:: Dataset rows

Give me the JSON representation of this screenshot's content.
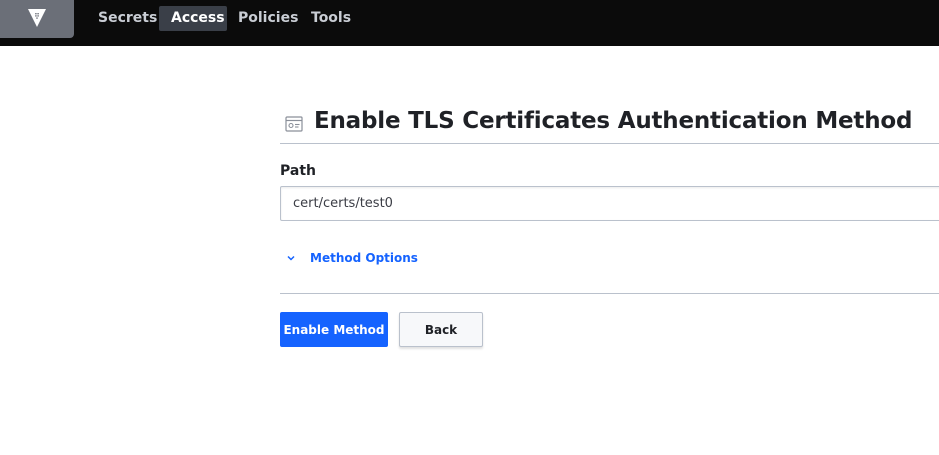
{
  "nav": {
    "logo_icon": "vault-logo-icon",
    "items": [
      {
        "label": "Secrets",
        "active": false
      },
      {
        "label": "Access",
        "active": true
      },
      {
        "label": "Policies",
        "active": false
      },
      {
        "label": "Tools",
        "active": false
      }
    ]
  },
  "page": {
    "title_icon": "certificate-icon",
    "title": "Enable TLS Certificates Authentication Method"
  },
  "form": {
    "path_label": "Path",
    "path_value": "cert/certs/test0",
    "options_toggle_label": "Method Options",
    "options_toggle_icon": "chevron-down-icon"
  },
  "actions": {
    "enable_label": "Enable Method",
    "back_label": "Back"
  },
  "colors": {
    "accent": "#1563ff",
    "topbar": "#0b0b0b",
    "active_nav": "#3a3f48"
  }
}
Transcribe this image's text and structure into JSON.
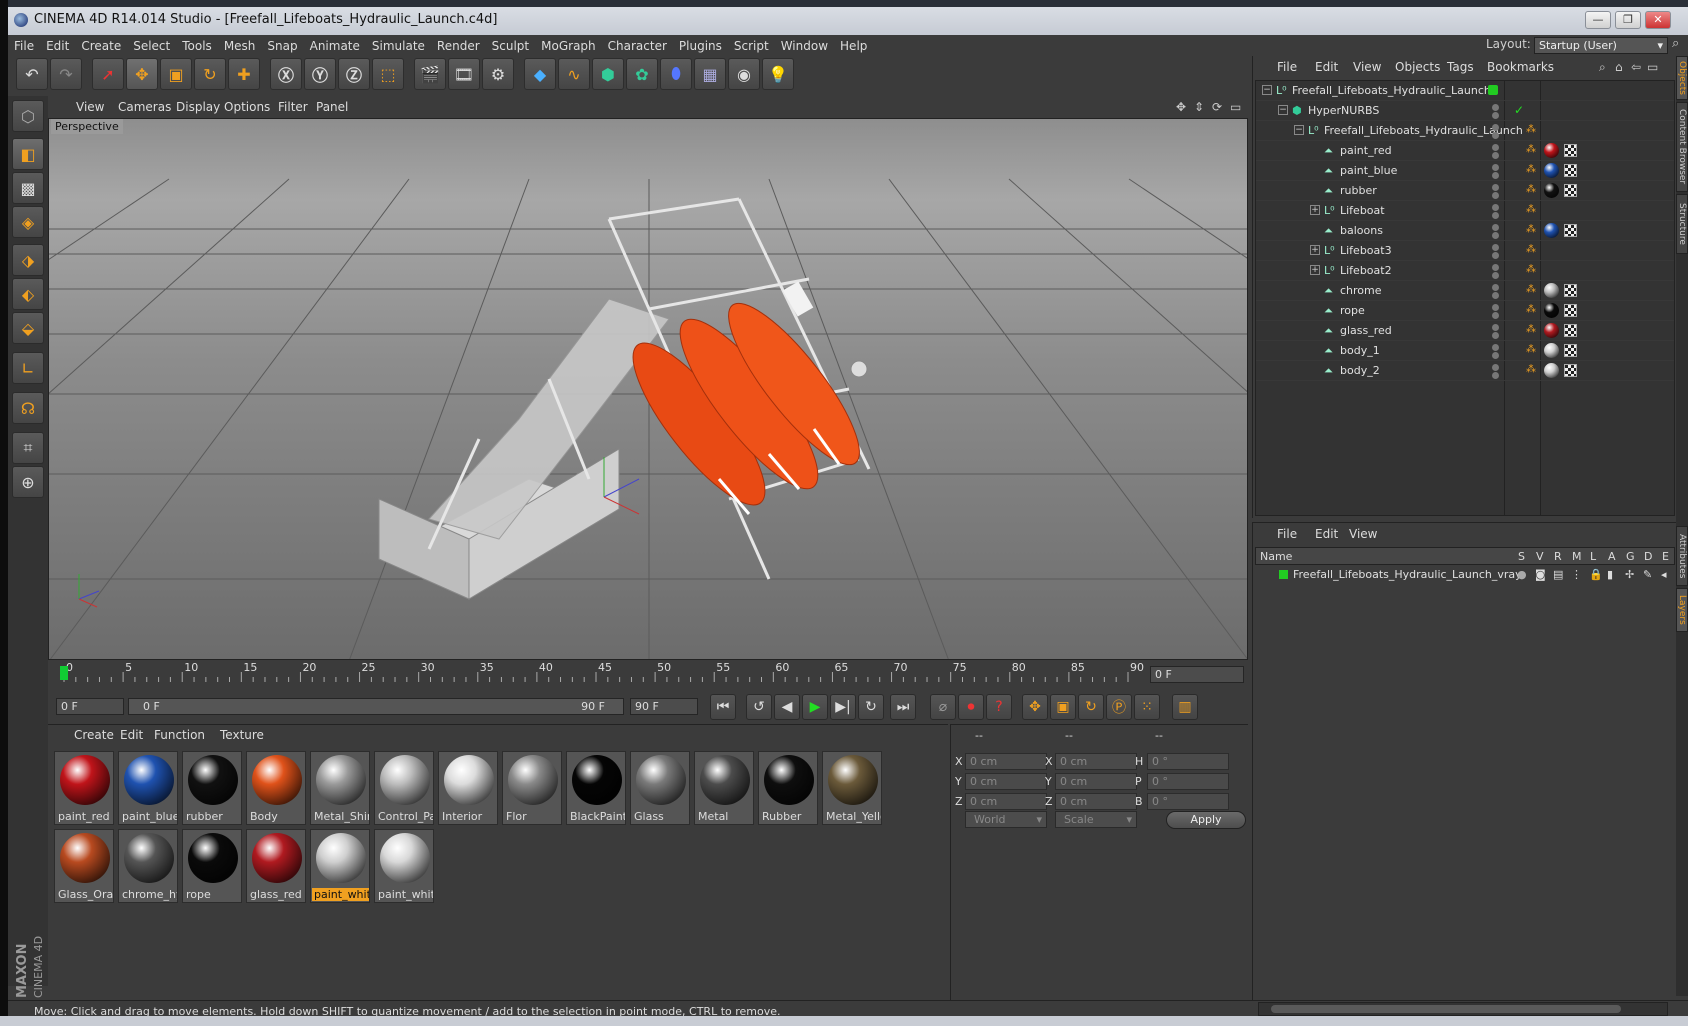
{
  "window": {
    "title": "CINEMA 4D R14.014 Studio - [Freefall_Lifeboats_Hydraulic_Launch.c4d]"
  },
  "menubar": [
    "File",
    "Edit",
    "Create",
    "Select",
    "Tools",
    "Mesh",
    "Snap",
    "Animate",
    "Simulate",
    "Render",
    "Sculpt",
    "MoGraph",
    "Character",
    "Plugins",
    "Script",
    "Window",
    "Help"
  ],
  "layout": {
    "label": "Layout:",
    "value": "Startup (User)"
  },
  "viewport": {
    "menu": [
      "View",
      "Cameras",
      "Display",
      "Options",
      "Filter",
      "Panel"
    ],
    "label": "Perspective"
  },
  "timeline": {
    "ticks": [
      "0",
      "5",
      "10",
      "15",
      "20",
      "25",
      "30",
      "35",
      "40",
      "45",
      "50",
      "55",
      "60",
      "65",
      "70",
      "75",
      "80",
      "85",
      "90"
    ],
    "current_frame": "0 F"
  },
  "transport": {
    "start_field": "0 F",
    "range_start": "0 F",
    "range_end": "90 F",
    "end_field": "90 F"
  },
  "materials": {
    "menu": [
      "Create",
      "Edit",
      "Function",
      "Texture"
    ],
    "items": [
      {
        "name": "paint_red",
        "color": "#c0141a"
      },
      {
        "name": "paint_blue",
        "color": "#1f52b0"
      },
      {
        "name": "rubber",
        "color": "#111111"
      },
      {
        "name": "Body",
        "color": "#e0521a"
      },
      {
        "name": "Metal_Shin",
        "color": "#9a9a9a"
      },
      {
        "name": "Control_Pa",
        "color": "#bdbdbd"
      },
      {
        "name": "Interior",
        "color": "#dcdcdc"
      },
      {
        "name": "Flor",
        "color": "#8a8a8a"
      },
      {
        "name": "BlackPaint",
        "color": "#050505"
      },
      {
        "name": "Glass",
        "color": "#7a7a7a"
      },
      {
        "name": "Metal",
        "color": "#4c4c4c"
      },
      {
        "name": "Rubber",
        "color": "#0e0e0e"
      },
      {
        "name": "Metal_Yello",
        "color": "#6b5a3a"
      },
      {
        "name": "Glass_Oran",
        "color": "#b84a20"
      },
      {
        "name": "chrome_hy",
        "color": "#555555"
      },
      {
        "name": "rope",
        "color": "#0a0a0a"
      },
      {
        "name": "glass_red",
        "color": "#b01a20"
      },
      {
        "name": "paint_whit",
        "color": "#cfcfcf",
        "selected": true
      },
      {
        "name": "paint_whit",
        "color": "#d8d8d8"
      }
    ]
  },
  "coords": {
    "header": [
      "--",
      "--",
      "--"
    ],
    "rows": [
      {
        "a": "X",
        "av": "0 cm",
        "b": "X",
        "bv": "0 cm",
        "c": "H",
        "cv": "0 °"
      },
      {
        "a": "Y",
        "av": "0 cm",
        "b": "Y",
        "bv": "0 cm",
        "c": "P",
        "cv": "0 °"
      },
      {
        "a": "Z",
        "av": "0 cm",
        "b": "Z",
        "bv": "0 cm",
        "c": "B",
        "cv": "0 °"
      }
    ],
    "world": "World",
    "scale": "Scale",
    "apply": "Apply"
  },
  "objects": {
    "menu": [
      "File",
      "Edit",
      "View",
      "Objects",
      "Tags",
      "Bookmarks"
    ],
    "rows": [
      {
        "name": "Freefall_Lifeboats_Hydraulic_Launch",
        "indent": 0,
        "expander": "−",
        "icon": "null",
        "tags": []
      },
      {
        "name": "HyperNURBS",
        "indent": 1,
        "expander": "−",
        "icon": "nurbs",
        "tags": []
      },
      {
        "name": "Freefall_Lifeboats_Hydraulic_Launch",
        "indent": 2,
        "expander": "−",
        "icon": "null",
        "tags": []
      },
      {
        "name": "paint_red",
        "indent": 3,
        "icon": "poly",
        "tags": [
          "#c0141a"
        ]
      },
      {
        "name": "paint_blue",
        "indent": 3,
        "icon": "poly",
        "tags": [
          "#1f52b0"
        ]
      },
      {
        "name": "rubber",
        "indent": 3,
        "icon": "poly",
        "tags": [
          "#111111"
        ]
      },
      {
        "name": "Lifeboat",
        "indent": 3,
        "expander": "+",
        "icon": "null",
        "tags": []
      },
      {
        "name": "baloons",
        "indent": 3,
        "icon": "poly",
        "tags": [
          "#1f52b0"
        ]
      },
      {
        "name": "Lifeboat3",
        "indent": 3,
        "expander": "+",
        "icon": "null",
        "tags": []
      },
      {
        "name": "Lifeboat2",
        "indent": 3,
        "expander": "+",
        "icon": "null",
        "tags": []
      },
      {
        "name": "chrome",
        "indent": 3,
        "icon": "poly",
        "tags": [
          "#bbbbbb"
        ]
      },
      {
        "name": "rope",
        "indent": 3,
        "icon": "poly",
        "tags": [
          "#0a0a0a"
        ]
      },
      {
        "name": "glass_red",
        "indent": 3,
        "icon": "poly",
        "tags": [
          "#b01a20"
        ]
      },
      {
        "name": "body_1",
        "indent": 3,
        "icon": "poly",
        "tags": [
          "#cfcfcf"
        ]
      },
      {
        "name": "body_2",
        "indent": 3,
        "icon": "poly",
        "tags": [
          "#cfcfcf"
        ]
      }
    ]
  },
  "layers": {
    "menu": [
      "File",
      "Edit",
      "View"
    ],
    "columns": [
      "Name",
      "S",
      "V",
      "R",
      "M",
      "L",
      "A",
      "G",
      "D",
      "E"
    ],
    "row": "Freefall_Lifeboats_Hydraulic_Launch_vray"
  },
  "side_tabs": [
    "Objects",
    "Content Browser",
    "Structure",
    "Attributes",
    "Layers"
  ],
  "status": "Move: Click and drag to move elements. Hold down SHIFT to quantize movement / add to the selection in point mode, CTRL to remove.",
  "brand": {
    "maxon": "MAXON",
    "product": "CINEMA 4D"
  }
}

::::

Pictures appear in the records above. Output everything except them, exactly.

Give me the JSON representation of this screenshot's content.
{
  "nav": {
    "logo_icon": "vault-logo-icon",
    "items": [
      {
        "label": "Secrets",
        "active": false
      },
      {
        "label": "Access",
        "active": true
      },
      {
        "label": "Policies",
        "active": false
      },
      {
        "label": "Tools",
        "active": false
      }
    ]
  },
  "page": {
    "title_icon": "certificate-icon",
    "title": "Enable TLS Certificates Authentication Method"
  },
  "form": {
    "path_label": "Path",
    "path_value": "cert/certs/test0",
    "options_toggle_label": "Method Options",
    "options_toggle_icon": "chevron-down-icon"
  },
  "actions": {
    "enable_label": "Enable Method",
    "back_label": "Back"
  },
  "colors": {
    "accent": "#1563ff",
    "topbar": "#0b0b0b",
    "active_nav": "#3a3f48"
  }
}
Transcribe this image's text and structure into JSON.
{
  "window": {
    "title": "CINEMA 4D R14.014 Studio - [Freefall_Lifeboats_Hydraulic_Launch.c4d]"
  },
  "menubar": [
    "File",
    "Edit",
    "Create",
    "Select",
    "Tools",
    "Mesh",
    "Snap",
    "Animate",
    "Simulate",
    "Render",
    "Sculpt",
    "MoGraph",
    "Character",
    "Plugins",
    "Script",
    "Window",
    "Help"
  ],
  "layout": {
    "label": "Layout:",
    "value": "Startup (User)"
  },
  "viewport": {
    "menu": [
      "View",
      "Cameras",
      "Display",
      "Options",
      "Filter",
      "Panel"
    ],
    "label": "Perspective"
  },
  "timeline": {
    "ticks": [
      "0",
      "5",
      "10",
      "15",
      "20",
      "25",
      "30",
      "35",
      "40",
      "45",
      "50",
      "55",
      "60",
      "65",
      "70",
      "75",
      "80",
      "85",
      "90"
    ],
    "current_frame": "0 F"
  },
  "transport": {
    "start_field": "0 F",
    "range_start": "0 F",
    "range_end": "90 F",
    "end_field": "90 F"
  },
  "materials": {
    "menu": [
      "Create",
      "Edit",
      "Function",
      "Texture"
    ],
    "items": [
      {
        "name": "paint_red",
        "color": "#c0141a"
      },
      {
        "name": "paint_blue",
        "color": "#1f52b0"
      },
      {
        "name": "rubber",
        "color": "#111111"
      },
      {
        "name": "Body",
        "color": "#e0521a"
      },
      {
        "name": "Metal_Shin",
        "color": "#9a9a9a"
      },
      {
        "name": "Control_Pa",
        "color": "#bdbdbd"
      },
      {
        "name": "Interior",
        "color": "#dcdcdc"
      },
      {
        "name": "Flor",
        "color": "#8a8a8a"
      },
      {
        "name": "BlackPaint",
        "color": "#050505"
      },
      {
        "name": "Glass",
        "color": "#7a7a7a"
      },
      {
        "name": "Metal",
        "color": "#4c4c4c"
      },
      {
        "name": "Rubber",
        "color": "#0e0e0e"
      },
      {
        "name": "Metal_Yello",
        "color": "#6b5a3a"
      },
      {
        "name": "Glass_Oran",
        "color": "#b84a20"
      },
      {
        "name": "chrome_hy",
        "color": "#555555"
      },
      {
        "name": "rope",
        "color": "#0a0a0a"
      },
      {
        "name": "glass_red",
        "color": "#b01a20"
      },
      {
        "name": "paint_whit",
        "color": "#cfcfcf",
        "selected": true
      },
      {
        "name": "paint_whit",
        "color": "#d8d8d8"
      }
    ]
  },
  "coords": {
    "header": [
      "--",
      "--",
      "--"
    ],
    "rows": [
      {
        "a": "X",
        "av": "0 cm",
        "b": "X",
        "bv": "0 cm",
        "c": "H",
        "cv": "0 °"
      },
      {
        "a": "Y",
        "av": "0 cm",
        "b": "Y",
        "bv": "0 cm",
        "c": "P",
        "cv": "0 °"
      },
      {
        "a": "Z",
        "av": "0 cm",
        "b": "Z",
        "bv": "0 cm",
        "c": "B",
        "cv": "0 °"
      }
    ],
    "world": "World",
    "scale": "Scale",
    "apply": "Apply"
  },
  "objects": {
    "menu": [
      "File",
      "Edit",
      "View",
      "Objects",
      "Tags",
      "Bookmarks"
    ],
    "rows": [
      {
        "name": "Freefall_Lifeboats_Hydraulic_Launch",
        "indent": 0,
        "expander": "−",
        "icon": "null",
        "tags": []
      },
      {
        "name": "HyperNURBS",
        "indent": 1,
        "expander": "−",
        "icon": "nurbs",
        "tags": []
      },
      {
        "name": "Freefall_Lifeboats_Hydraulic_Launch",
        "indent": 2,
        "expander": "−",
        "icon": "null",
        "tags": []
      },
      {
        "name": "paint_red",
        "indent": 3,
        "icon": "poly",
        "tags": [
          "#c0141a"
        ]
      },
      {
        "name": "paint_blue",
        "indent": 3,
        "icon": "poly",
        "tags": [
          "#1f52b0"
        ]
      },
      {
        "name": "rubber",
        "indent": 3,
        "icon": "poly",
        "tags": [
          "#111111"
        ]
      },
      {
        "name": "Lifeboat",
        "indent": 3,
        "expander": "+",
        "icon": "null",
        "tags": []
      },
      {
        "name": "baloons",
        "indent": 3,
        "icon": "poly",
        "tags": [
          "#1f52b0"
        ]
      },
      {
        "name": "Lifeboat3",
        "indent": 3,
        "expander": "+",
        "icon": "null",
        "tags": []
      },
      {
        "name": "Lifeboat2",
        "indent": 3,
        "expander": "+",
        "icon": "null",
        "tags": []
      },
      {
        "name": "chrome",
        "indent": 3,
        "icon": "poly",
        "tags": [
          "#bbbbbb"
        ]
      },
      {
        "name": "rope",
        "indent": 3,
        "icon": "poly",
        "tags": [
          "#0a0a0a"
        ]
      },
      {
        "name": "glass_red",
        "indent": 3,
        "icon": "poly",
        "tags": [
          "#b01a20"
        ]
      },
      {
        "name": "body_1",
        "indent": 3,
        "icon": "poly",
        "tags": [
          "#cfcfcf"
        ]
      },
      {
        "name": "body_2",
        "indent": 3,
        "icon": "poly",
        "tags": [
          "#cfcfcf"
        ]
      }
    ]
  },
  "layers": {
    "menu": [
      "File",
      "Edit",
      "View"
    ],
    "columns": [
      "Name",
      "S",
      "V",
      "R",
      "M",
      "L",
      "A",
      "G",
      "D",
      "E"
    ],
    "row": "Freefall_Lifeboats_Hydraulic_Launch_vray"
  },
  "side_tabs": [
    "Objects",
    "Content Browser",
    "Structure",
    "Attributes",
    "Layers"
  ],
  "status": "Move: Click and drag to move elements. Hold down SHIFT to quantize movement / add to the selection in point mode, CTRL to remove.",
  "brand": {
    "maxon": "MAXON",
    "product": "CINEMA 4D"
  }
}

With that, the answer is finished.